> _Given exercise_:
In the data, extract each line that holds the string "text".

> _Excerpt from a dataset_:

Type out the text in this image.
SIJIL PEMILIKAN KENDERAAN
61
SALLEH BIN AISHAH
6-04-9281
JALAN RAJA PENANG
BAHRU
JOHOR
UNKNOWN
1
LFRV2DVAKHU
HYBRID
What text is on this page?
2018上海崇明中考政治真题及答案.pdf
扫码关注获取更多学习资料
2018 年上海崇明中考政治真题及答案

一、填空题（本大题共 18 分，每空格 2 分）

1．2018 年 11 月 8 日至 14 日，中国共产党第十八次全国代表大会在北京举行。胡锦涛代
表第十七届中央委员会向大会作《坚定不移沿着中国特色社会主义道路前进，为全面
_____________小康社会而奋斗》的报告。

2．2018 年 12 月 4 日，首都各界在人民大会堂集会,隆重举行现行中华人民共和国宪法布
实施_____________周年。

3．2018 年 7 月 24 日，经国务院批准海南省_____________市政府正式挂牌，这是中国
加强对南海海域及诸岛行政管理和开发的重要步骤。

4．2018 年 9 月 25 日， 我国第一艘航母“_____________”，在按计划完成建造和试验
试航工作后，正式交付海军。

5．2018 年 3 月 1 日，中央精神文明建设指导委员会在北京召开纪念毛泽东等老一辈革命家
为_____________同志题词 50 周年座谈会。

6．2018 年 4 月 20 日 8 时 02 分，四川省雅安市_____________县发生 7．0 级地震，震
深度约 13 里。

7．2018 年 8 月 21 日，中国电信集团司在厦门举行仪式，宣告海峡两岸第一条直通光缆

> _Result of the task_:
Type out the text in this image.
What text is on this page?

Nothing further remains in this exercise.